--- THE RECORDS ---

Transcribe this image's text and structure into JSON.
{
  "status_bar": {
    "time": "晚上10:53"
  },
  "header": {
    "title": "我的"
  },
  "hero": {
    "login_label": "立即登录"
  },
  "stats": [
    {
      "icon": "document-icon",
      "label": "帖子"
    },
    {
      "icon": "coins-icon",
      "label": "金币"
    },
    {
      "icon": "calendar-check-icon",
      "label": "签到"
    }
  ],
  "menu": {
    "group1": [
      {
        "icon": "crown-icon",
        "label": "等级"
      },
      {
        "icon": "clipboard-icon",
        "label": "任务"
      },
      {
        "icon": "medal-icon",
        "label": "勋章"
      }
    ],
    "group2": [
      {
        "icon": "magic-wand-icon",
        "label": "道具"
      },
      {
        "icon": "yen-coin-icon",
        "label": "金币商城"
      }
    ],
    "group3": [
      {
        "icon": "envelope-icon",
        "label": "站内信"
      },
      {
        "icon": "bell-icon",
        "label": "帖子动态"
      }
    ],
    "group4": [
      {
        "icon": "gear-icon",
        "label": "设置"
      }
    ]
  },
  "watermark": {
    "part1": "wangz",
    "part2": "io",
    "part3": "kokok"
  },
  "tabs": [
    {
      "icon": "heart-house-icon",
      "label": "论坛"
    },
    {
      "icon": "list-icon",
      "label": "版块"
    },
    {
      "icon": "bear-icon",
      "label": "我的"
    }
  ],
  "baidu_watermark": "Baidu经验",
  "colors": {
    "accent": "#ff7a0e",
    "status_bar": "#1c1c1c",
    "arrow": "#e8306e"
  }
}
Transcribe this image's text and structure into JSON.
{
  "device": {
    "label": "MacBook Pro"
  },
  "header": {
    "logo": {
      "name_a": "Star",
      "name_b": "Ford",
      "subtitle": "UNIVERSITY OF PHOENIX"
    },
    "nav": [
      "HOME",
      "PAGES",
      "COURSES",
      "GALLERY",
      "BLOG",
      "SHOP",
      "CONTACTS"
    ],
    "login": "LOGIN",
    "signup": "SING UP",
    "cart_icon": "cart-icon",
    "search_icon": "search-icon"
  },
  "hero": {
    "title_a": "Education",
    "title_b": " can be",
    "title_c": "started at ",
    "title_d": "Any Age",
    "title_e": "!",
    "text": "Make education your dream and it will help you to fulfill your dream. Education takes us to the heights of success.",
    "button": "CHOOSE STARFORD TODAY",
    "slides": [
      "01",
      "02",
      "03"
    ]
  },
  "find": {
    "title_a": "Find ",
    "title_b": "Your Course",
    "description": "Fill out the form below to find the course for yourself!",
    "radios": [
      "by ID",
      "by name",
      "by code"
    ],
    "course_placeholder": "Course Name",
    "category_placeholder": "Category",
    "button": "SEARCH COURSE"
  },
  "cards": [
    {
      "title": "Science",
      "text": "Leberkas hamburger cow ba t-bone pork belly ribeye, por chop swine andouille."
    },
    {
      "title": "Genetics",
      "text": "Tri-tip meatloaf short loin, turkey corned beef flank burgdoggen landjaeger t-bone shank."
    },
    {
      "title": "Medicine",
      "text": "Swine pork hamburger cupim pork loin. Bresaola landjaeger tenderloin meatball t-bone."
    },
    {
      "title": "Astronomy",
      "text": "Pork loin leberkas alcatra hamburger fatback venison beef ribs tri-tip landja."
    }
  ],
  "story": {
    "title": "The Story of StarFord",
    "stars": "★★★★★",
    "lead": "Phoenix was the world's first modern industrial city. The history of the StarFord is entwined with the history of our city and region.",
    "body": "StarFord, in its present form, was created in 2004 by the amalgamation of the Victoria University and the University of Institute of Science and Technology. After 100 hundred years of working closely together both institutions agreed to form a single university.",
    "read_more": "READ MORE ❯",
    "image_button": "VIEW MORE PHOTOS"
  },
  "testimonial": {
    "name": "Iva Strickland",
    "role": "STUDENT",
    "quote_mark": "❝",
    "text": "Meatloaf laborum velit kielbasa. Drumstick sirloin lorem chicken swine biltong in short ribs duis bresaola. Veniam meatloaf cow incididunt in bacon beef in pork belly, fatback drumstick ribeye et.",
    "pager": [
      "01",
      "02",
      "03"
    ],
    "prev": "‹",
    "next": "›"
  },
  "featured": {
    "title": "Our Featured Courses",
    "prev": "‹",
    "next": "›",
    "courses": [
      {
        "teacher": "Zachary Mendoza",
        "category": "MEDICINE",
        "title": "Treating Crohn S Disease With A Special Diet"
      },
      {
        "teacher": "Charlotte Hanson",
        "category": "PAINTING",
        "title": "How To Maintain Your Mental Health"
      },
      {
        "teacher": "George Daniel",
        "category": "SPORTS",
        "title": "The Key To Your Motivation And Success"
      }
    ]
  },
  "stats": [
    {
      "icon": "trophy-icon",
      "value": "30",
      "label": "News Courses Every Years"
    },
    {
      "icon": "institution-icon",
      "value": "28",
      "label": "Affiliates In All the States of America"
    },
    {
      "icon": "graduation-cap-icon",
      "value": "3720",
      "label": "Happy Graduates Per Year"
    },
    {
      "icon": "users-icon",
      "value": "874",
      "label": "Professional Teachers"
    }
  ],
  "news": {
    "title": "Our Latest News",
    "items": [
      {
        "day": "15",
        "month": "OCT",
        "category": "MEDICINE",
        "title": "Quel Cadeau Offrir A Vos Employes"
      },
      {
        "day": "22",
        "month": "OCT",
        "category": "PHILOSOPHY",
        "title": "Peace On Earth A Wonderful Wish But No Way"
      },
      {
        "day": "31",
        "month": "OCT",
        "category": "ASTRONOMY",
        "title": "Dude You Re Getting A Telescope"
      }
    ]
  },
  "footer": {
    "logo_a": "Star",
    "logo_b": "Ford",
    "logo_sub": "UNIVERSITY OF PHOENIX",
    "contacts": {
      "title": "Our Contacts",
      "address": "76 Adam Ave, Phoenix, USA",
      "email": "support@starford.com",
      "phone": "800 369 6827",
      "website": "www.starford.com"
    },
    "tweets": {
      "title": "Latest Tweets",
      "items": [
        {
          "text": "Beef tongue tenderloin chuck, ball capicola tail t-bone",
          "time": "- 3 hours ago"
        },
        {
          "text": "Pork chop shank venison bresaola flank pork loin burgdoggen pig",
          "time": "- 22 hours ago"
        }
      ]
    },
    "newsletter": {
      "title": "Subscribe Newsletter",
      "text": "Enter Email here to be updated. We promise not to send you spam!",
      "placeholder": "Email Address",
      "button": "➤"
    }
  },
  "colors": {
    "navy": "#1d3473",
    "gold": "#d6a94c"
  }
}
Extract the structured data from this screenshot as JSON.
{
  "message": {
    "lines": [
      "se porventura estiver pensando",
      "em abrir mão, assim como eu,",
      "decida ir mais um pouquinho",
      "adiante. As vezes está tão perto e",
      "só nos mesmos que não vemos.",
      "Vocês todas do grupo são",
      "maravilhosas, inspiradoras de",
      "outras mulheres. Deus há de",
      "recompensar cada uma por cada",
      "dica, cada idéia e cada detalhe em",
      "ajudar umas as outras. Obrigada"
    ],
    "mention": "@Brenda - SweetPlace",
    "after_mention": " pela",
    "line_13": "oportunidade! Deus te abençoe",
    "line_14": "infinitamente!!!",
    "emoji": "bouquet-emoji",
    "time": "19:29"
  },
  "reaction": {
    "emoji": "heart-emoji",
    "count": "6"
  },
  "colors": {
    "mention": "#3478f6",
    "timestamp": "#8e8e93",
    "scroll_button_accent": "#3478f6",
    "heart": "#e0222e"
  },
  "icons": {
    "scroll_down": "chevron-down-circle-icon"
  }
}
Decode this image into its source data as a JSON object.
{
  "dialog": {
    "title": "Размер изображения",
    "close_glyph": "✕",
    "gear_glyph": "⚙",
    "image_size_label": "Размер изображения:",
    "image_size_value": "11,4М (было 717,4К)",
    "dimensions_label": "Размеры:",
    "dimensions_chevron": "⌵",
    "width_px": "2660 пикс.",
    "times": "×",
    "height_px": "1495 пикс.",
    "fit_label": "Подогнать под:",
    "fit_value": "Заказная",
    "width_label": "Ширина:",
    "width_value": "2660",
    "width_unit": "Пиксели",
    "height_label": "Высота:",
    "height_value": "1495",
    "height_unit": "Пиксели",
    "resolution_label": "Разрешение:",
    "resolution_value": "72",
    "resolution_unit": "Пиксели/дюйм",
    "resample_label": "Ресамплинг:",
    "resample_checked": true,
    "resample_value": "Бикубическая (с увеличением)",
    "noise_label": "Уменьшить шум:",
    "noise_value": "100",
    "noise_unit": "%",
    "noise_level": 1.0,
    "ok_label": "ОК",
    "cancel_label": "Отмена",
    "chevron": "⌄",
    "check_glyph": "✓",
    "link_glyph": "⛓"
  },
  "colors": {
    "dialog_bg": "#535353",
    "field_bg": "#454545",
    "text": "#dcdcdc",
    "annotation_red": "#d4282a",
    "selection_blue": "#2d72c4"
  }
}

---

Collect each line of the entries that has the word "data", copying it in full.

- RESPONSE TO THIS TASK -
Extract the structured data from this screenshot as JSON.
Decode this image into its source data as a JSON object.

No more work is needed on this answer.